- [Source data]:
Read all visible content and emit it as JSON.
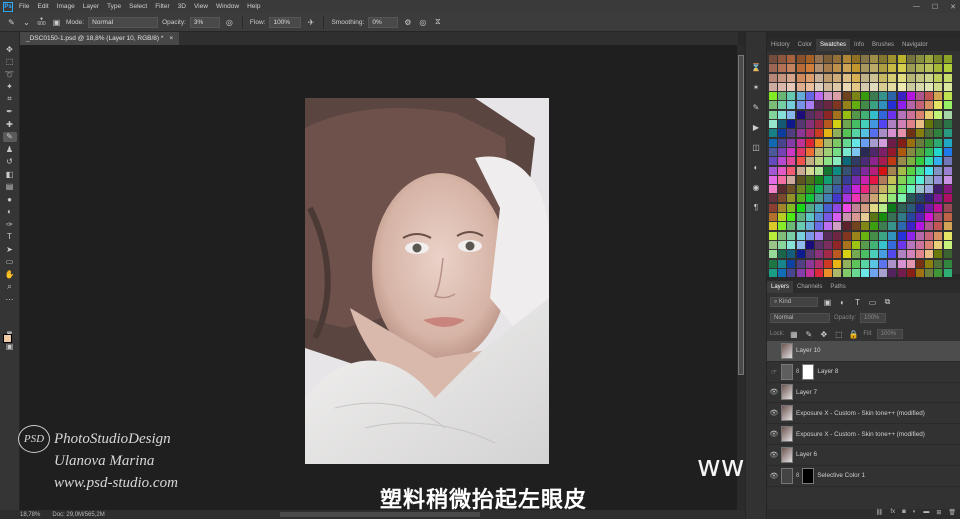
{
  "menu": {
    "logo": "Ps",
    "items": [
      "File",
      "Edit",
      "Image",
      "Layer",
      "Type",
      "Select",
      "Filter",
      "3D",
      "View",
      "Window",
      "Help"
    ],
    "window_controls": [
      "—",
      "☐",
      "✕"
    ]
  },
  "options": {
    "brush_size": "600",
    "mode_label": "Mode:",
    "mode_value": "Normal",
    "opacity_label": "Opacity:",
    "opacity_value": "3%",
    "flow_label": "Flow:",
    "flow_value": "100%",
    "smoothing_label": "Smoothing:",
    "smoothing_value": "0%"
  },
  "document": {
    "tab_title": "_DSC0150-1.psd @ 18,8% (Layer 10, RGB/8) *",
    "close_glyph": "×"
  },
  "status": {
    "zoom": "18,78%",
    "doc_size": "Doc: 29,0M/565,2M"
  },
  "overlays": {
    "logo_text": "PSD",
    "studio": "PhotoStudioDesign",
    "author": "Ulanova Marina",
    "url": "www.psd-studio.com",
    "subtitle": "塑料稍微抬起左眼皮",
    "site": "www.hunls.com"
  },
  "swatches_panel": {
    "tabs": [
      "History",
      "Color",
      "Swatches",
      "Info",
      "Brushes",
      "Navigator"
    ],
    "active_tab": "Swatches"
  },
  "layers_panel": {
    "tabs": [
      "Layers",
      "Channels",
      "Paths"
    ],
    "active_tab": "Layers",
    "filter_label": "Kind",
    "blend_mode": "Normal",
    "opacity_label": "Opacity:",
    "opacity_value": "100%",
    "lock_label": "Lock:",
    "fill_label": "Fill:",
    "fill_value": "100%",
    "layers": [
      {
        "name": "Layer 10",
        "selected": true,
        "visible": false,
        "thumb": "photo"
      },
      {
        "name": "Layer 8",
        "selected": false,
        "visible": false,
        "thumb": "white",
        "masked": true
      },
      {
        "name": "Layer 7",
        "selected": false,
        "visible": true,
        "thumb": "photo"
      },
      {
        "name": "Exposure X - Custom - Skin tone++ (modified)",
        "selected": false,
        "visible": true,
        "thumb": "photo"
      },
      {
        "name": "Exposure X - Custom - Skin tone++ (modified)",
        "selected": false,
        "visible": true,
        "thumb": "photo"
      },
      {
        "name": "Layer 6",
        "selected": false,
        "visible": true,
        "thumb": "photo"
      },
      {
        "name": "Selective Color 1",
        "selected": false,
        "visible": true,
        "thumb": "black",
        "masked": true
      }
    ],
    "footer_icons": [
      "link-icon",
      "fx-icon",
      "mask-icon",
      "adjustment-icon",
      "folder-icon",
      "new-layer-icon",
      "trash-icon"
    ]
  },
  "colors": {
    "accent": "#31a8ff",
    "foreground": "#f0c9a5",
    "background": "#d82a66"
  }
}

- [Directions for this task]:
Output all of the records exactly as they appear above, but not the pictures.

- [The answer]:
Read all visible content and emit it as JSON.
{
  "menu": {
    "logo": "Ps",
    "items": [
      "File",
      "Edit",
      "Image",
      "Layer",
      "Type",
      "Select",
      "Filter",
      "3D",
      "View",
      "Window",
      "Help"
    ],
    "window_controls": [
      "—",
      "☐",
      "✕"
    ]
  },
  "options": {
    "brush_size": "600",
    "mode_label": "Mode:",
    "mode_value": "Normal",
    "opacity_label": "Opacity:",
    "opacity_value": "3%",
    "flow_label": "Flow:",
    "flow_value": "100%",
    "smoothing_label": "Smoothing:",
    "smoothing_value": "0%"
  },
  "document": {
    "tab_title": "_DSC0150-1.psd @ 18,8% (Layer 10, RGB/8) *",
    "close_glyph": "×"
  },
  "status": {
    "zoom": "18,78%",
    "doc_size": "Doc: 29,0M/565,2M"
  },
  "overlays": {
    "logo_text": "PSD",
    "studio": "PhotoStudioDesign",
    "author": "Ulanova Marina",
    "url": "www.psd-studio.com",
    "subtitle": "塑料稍微抬起左眼皮",
    "site": "www.hunls.com"
  },
  "swatches_panel": {
    "tabs": [
      "History",
      "Color",
      "Swatches",
      "Info",
      "Brushes",
      "Navigator"
    ],
    "active_tab": "Swatches"
  },
  "layers_panel": {
    "tabs": [
      "Layers",
      "Channels",
      "Paths"
    ],
    "active_tab": "Layers",
    "filter_label": "Kind",
    "blend_mode": "Normal",
    "opacity_label": "Opacity:",
    "opacity_value": "100%",
    "lock_label": "Lock:",
    "fill_label": "Fill:",
    "fill_value": "100%",
    "layers": [
      {
        "name": "Layer 10",
        "selected": true,
        "visible": false,
        "thumb": "photo"
      },
      {
        "name": "Layer 8",
        "selected": false,
        "visible": false,
        "thumb": "white",
        "masked": true
      },
      {
        "name": "Layer 7",
        "selected": false,
        "visible": true,
        "thumb": "photo"
      },
      {
        "name": "Exposure X - Custom - Skin tone++ (modified)",
        "selected": false,
        "visible": true,
        "thumb": "photo"
      },
      {
        "name": "Exposure X - Custom - Skin tone++ (modified)",
        "selected": false,
        "visible": true,
        "thumb": "photo"
      },
      {
        "name": "Layer 6",
        "selected": false,
        "visible": true,
        "thumb": "photo"
      },
      {
        "name": "Selective Color 1",
        "selected": false,
        "visible": true,
        "thumb": "black",
        "masked": true
      }
    ],
    "footer_icons": [
      "link-icon",
      "fx-icon",
      "mask-icon",
      "adjustment-icon",
      "folder-icon",
      "new-layer-icon",
      "trash-icon"
    ]
  },
  "colors": {
    "accent": "#31a8ff",
    "foreground": "#f0c9a5",
    "background": "#d82a66"
  }
}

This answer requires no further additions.